> Written request: Extract the lines that hold the string "JSON".

━━━ Material for this exercise

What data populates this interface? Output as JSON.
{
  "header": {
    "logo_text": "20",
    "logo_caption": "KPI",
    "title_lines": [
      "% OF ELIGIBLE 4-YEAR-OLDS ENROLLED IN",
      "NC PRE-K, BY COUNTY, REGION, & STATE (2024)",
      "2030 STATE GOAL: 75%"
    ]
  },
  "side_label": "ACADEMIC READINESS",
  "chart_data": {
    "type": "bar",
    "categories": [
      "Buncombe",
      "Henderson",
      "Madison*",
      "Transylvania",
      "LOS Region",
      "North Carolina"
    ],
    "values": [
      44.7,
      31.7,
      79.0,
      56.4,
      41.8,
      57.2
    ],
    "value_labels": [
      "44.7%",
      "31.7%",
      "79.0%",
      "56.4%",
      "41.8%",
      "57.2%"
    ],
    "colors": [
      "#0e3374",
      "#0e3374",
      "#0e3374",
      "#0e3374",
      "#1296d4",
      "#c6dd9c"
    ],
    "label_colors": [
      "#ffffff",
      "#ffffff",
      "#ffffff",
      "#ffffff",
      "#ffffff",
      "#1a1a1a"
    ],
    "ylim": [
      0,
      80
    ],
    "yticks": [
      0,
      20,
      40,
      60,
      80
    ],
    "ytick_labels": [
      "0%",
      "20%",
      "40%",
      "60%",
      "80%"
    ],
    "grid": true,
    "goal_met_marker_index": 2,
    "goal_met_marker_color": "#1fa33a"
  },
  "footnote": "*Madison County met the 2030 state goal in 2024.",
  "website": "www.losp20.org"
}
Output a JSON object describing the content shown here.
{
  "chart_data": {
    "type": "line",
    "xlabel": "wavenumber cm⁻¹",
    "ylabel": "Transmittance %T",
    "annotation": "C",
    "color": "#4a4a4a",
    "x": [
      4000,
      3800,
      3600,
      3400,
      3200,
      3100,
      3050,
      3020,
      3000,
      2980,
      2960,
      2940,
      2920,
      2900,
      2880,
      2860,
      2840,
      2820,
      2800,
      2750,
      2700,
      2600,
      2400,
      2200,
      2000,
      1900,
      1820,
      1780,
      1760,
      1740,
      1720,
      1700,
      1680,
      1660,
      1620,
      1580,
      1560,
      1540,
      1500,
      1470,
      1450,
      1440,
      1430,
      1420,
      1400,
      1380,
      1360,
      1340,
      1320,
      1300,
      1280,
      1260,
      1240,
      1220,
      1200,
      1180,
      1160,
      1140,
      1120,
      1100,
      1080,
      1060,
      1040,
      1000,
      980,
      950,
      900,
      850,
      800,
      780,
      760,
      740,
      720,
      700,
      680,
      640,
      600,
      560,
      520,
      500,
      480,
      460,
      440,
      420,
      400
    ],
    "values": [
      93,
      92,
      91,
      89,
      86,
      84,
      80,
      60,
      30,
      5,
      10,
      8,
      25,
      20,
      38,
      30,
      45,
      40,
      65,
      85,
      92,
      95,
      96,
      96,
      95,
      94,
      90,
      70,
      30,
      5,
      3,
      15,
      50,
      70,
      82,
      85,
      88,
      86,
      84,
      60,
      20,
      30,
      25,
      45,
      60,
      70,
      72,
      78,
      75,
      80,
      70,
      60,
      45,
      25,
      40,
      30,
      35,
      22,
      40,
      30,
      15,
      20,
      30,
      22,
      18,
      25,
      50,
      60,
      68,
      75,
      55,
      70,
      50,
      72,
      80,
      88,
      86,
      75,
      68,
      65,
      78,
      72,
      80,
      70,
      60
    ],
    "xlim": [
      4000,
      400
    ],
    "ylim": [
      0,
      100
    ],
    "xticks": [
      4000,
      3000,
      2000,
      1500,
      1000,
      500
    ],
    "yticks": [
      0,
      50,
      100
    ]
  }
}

━━━━━━

> Task output:
What data populates this interface? Output as JSON.
Output a JSON object describing the content shown here.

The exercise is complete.